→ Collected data

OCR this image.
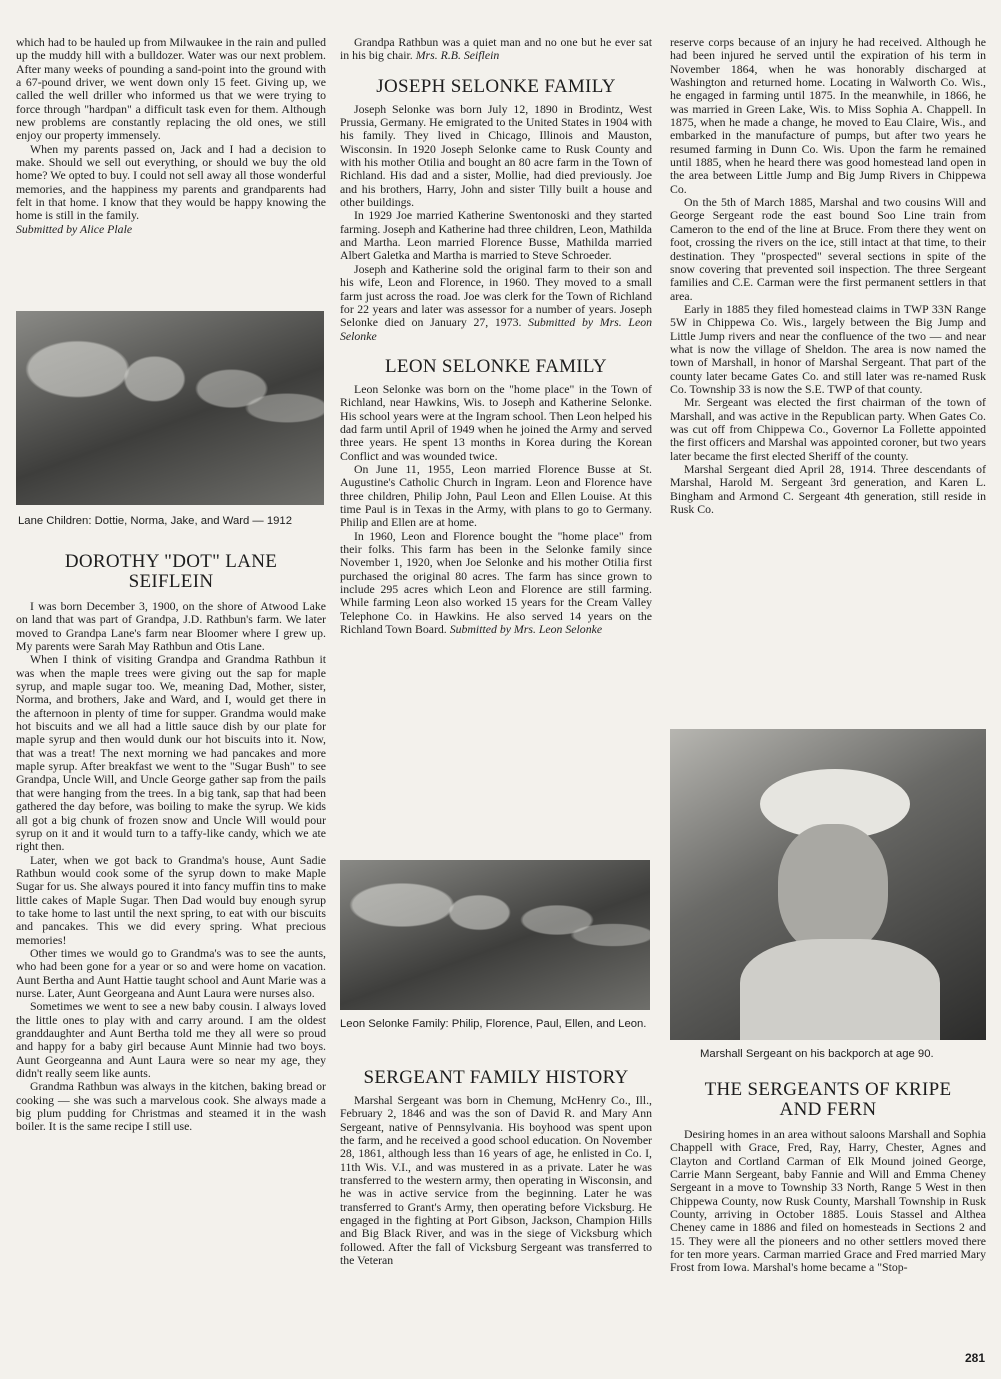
which had to be hauled up from Milwaukee in the rain and pulled up the muddy hill with a bulldozer. Water was our next problem. After many weeks of pounding a sand-point into the ground with a 67-pound driver, we went down only 15 feet. Giving up, we called the well driller who informed us that we were trying to force through "hardpan" a difficult task even for them. Although new problems are constantly replacing the old ones, we still enjoy our property immensely.

When my parents passed on, Jack and I had a decision to make. Should we sell out everything, or should we buy the old home? We opted to buy. I could not sell away all those wonderful memories, and the happiness my parents and grandparents had felt in that home. I know that they would be happy knowing the home is still in the family.

Submitted by Alice Plale

Lane Children: Dottie, Norma, Jake, and Ward — 1912
DOROTHY "DOT" LANE SEIFLEIN

I was born December 3, 1900, on the shore of Atwood Lake on land that was part of Grandpa, J.D. Rathbun's farm. We later moved to Grandpa Lane's farm near Bloomer where I grew up. My parents were Sarah May Rathbun and Otis Lane.

When I think of visiting Grandpa and Grandma Rathbun it was when the maple trees were giving out the sap for maple syrup, and maple sugar too. We, meaning Dad, Mother, sister, Norma, and brothers, Jake and Ward, and I, would get there in the afternoon in plenty of time for supper. Grandma would make hot biscuits and we all had a little sauce dish by our plate for maple syrup and then would dunk our hot biscuits into it. Now, that was a treat! The next morning we had pancakes and more maple syrup. After breakfast we went to the "Sugar Bush" to see Grandpa, Uncle Will, and Uncle George gather sap from the pails that were hanging from the trees. In a big tank, sap that had been gathered the day before, was boiling to make the syrup. We kids all got a big chunk of frozen snow and Uncle Will would pour syrup on it and it would turn to a taffy-like candy, which we ate right then.

Later, when we got back to Grandma's house, Aunt Sadie Rathbun would cook some of the syrup down to make Maple Sugar for us. She always poured it into fancy muffin tins to make little cakes of Maple Sugar. Then Dad would buy enough syrup to take home to last until the next spring, to eat with our biscuits and pancakes. This we did every spring. What precious memories!

Other times we would go to Grandma's was to see the aunts, who had been gone for a year or so and were home on vacation. Aunt Bertha and Aunt Hattie taught school and Aunt Marie was a nurse. Later, Aunt Georgeana and Aunt Laura were nurses also.

Sometimes we went to see a new baby cousin. I always loved the little ones to play with and carry around. I am the oldest granddaughter and Aunt Bertha told me they all were so proud and happy for a baby girl because Aunt Minnie had two boys. Aunt Georgeanna and Aunt Laura were so near my age, they didn't really seem like aunts.

Grandma Rathbun was always in the kitchen, baking bread or cooking — she was such a marvelous cook. She always made a big plum pudding for Christmas and steamed it in the wash boiler. It is the same recipe I still use.

Grandpa Rathbun was a quiet man and no one but he ever sat in his big chair. Mrs. R.B. Seiflein

JOSEPH SELONKE FAMILY

Joseph Selonke was born July 12, 1890 in Brodintz, West Prussia, Germany. He emigrated to the United States in 1904 with his family. They lived in Chicago, Illinois and Mauston, Wisconsin. In 1920 Joseph Selonke came to Rusk County and with his mother Otilia and bought an 80 acre farm in the Town of Richland. His dad and a sister, Mollie, had died previously. Joe and his brothers, Harry, John and sister Tilly built a house and other buildings.

In 1929 Joe married Katherine Swentonoski and they started farming. Joseph and Katherine had three children, Leon, Mathilda and Martha. Leon married Florence Busse, Mathilda married Albert Galetka and Martha is married to Steve Schroeder.

Joseph and Katherine sold the original farm to their son and his wife, Leon and Florence, in 1960. They moved to a small farm just across the road. Joe was clerk for the Town of Richland for 22 years and later was assessor for a number of years. Joseph Selonke died on January 27, 1973. Submitted by Mrs. Leon Selonke

LEON SELONKE FAMILY

Leon Selonke was born on the "home place" in the Town of Richland, near Hawkins, Wis. to Joseph and Katherine Selonke. His school years were at the Ingram school. Then Leon helped his dad farm until April of 1949 when he joined the Army and served three years. He spent 13 months in Korea during the Korean Conflict and was wounded twice.

On June 11, 1955, Leon married Florence Busse at St. Augustine's Catholic Church in Ingram. Leon and Florence have three children, Philip John, Paul Leon and Ellen Louise. At this time Paul is in Texas in the Army, with plans to go to Germany. Philip and Ellen are at home.

In 1960, Leon and Florence bought the "home place" from their folks. This farm has been in the Selonke family since November 1, 1920, when Joe Selonke and his mother Otilia first purchased the original 80 acres. The farm has since grown to include 295 acres which Leon and Florence are still farming. While farming Leon also worked 15 years for the Cream Valley Telephone Co. in Hawkins. He also served 14 years on the Richland Town Board. Submitted by Mrs. Leon Selonke

Leon Selonke Family: Philip, Florence, Paul, Ellen, and Leon.
SERGEANT FAMILY HISTORY

Marshal Sergeant was born in Chemung, McHenry Co., Ill., February 2, 1846 and was the son of David R. and Mary Ann Sergeant, native of Pennsylvania. His boyhood was spent upon the farm, and he received a good school education. On November 28, 1861, although less than 16 years of age, he enlisted in Co. I, 11th Wis. V.I., and was mustered in as a private. Later he was transferred to the western army, then operating in Wisconsin, and he was in active service from the beginning. Later he was transferred to Grant's Army, then operating before Vicksburg. He engaged in the fighting at Port Gibson, Jackson, Champion Hills and Big Black River, and was in the siege of Vicksburg which followed. After the fall of Vicksburg Sergeant was transferred to the Veteran

reserve corps because of an injury he had received. Although he had been injured he served until the expiration of his term in November 1864, when he was honorably discharged at Washington and returned home. Locating in Walworth Co. Wis., he engaged in farming until 1875. In the meanwhile, in 1866, he was married in Green Lake, Wis. to Miss Sophia A. Chappell. In 1875, when he made a change, he moved to Eau Claire, Wis., and embarked in the manufacture of pumps, but after two years he resumed farming in Dunn Co. Wis. Upon the farm he remained until 1885, when he heard there was good homestead land open in the area between Little Jump and Big Jump Rivers in Chippewa Co.

On the 5th of March 1885, Marshal and two cousins Will and George Sergeant rode the east bound Soo Line train from Cameron to the end of the line at Bruce. From there they went on foot, crossing the rivers on the ice, still intact at that time, to their destination. They "prospected" several sections in spite of the snow covering that prevented soil inspection. The three Sergeant families and C.E. Carman were the first permanent settlers in that area.

Early in 1885 they filed homestead claims in TWP 33N Range 5W in Chippewa Co. Wis., largely between the Big Jump and Little Jump rivers and near the confluence of the two — and near what is now the village of Sheldon. The area is now named the town of Marshall, in honor of Marshal Sergeant. That part of the county later became Gates Co. and still later was re-named Rusk Co. Township 33 is now the S.E. TWP of that county.

Mr. Sergeant was elected the first chairman of the town of Marshall, and was active in the Republican party. When Gates Co. was cut off from Chippewa Co., Governor La Follette appointed the first officers and Marshal was appointed coroner, but two years later became the first elected Sheriff of the county.

Marshal Sergeant died April 28, 1914. Three descendants of Marshal, Harold M. Sergeant 3rd generation, and Karen L. Bingham and Armond C. Sergeant 4th generation, still reside in Rusk Co.

Marshall Sergeant on his backporch at age 90.
THE SERGEANTS OF KRIPE AND FERN

Desiring homes in an area without saloons Marshall and Sophia Chappell with Grace, Fred, Ray, Harry, Chester, Agnes and Clayton and Cortland Carman of Elk Mound joined George, Carrie Mann Sergeant, baby Fannie and Will and Emma Cheney Sergeant in a move to Township 33 North, Range 5 West in then Chippewa County, now Rusk County, Marshall Township in Rusk County, arriving in October 1885. Louis Stassel and Althea Cheney came in 1886 and filed on homesteads in Sections 2 and 15. They were all the pioneers and no other settlers moved there for ten more years. Carman married Grace and Fred married Mary Frost from Iowa. Marshal's home became a "Stop-

281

→ What this task involves
Select from the material above each line in which the string "Paul" appears, and list those lines.

→ Correct response
On June 11, 1955, Leon married Florence Busse at St. Augustine's Catholic Church in Ingram. Leon and Florence have three children, Philip John, Paul Leon and Ellen Louise. At this time Paul is in Texas in the Army, with plans to go to Germany. Philip and Ellen are at home.
Leon Selonke Family: Philip, Florence, Paul, Ellen, and Leon.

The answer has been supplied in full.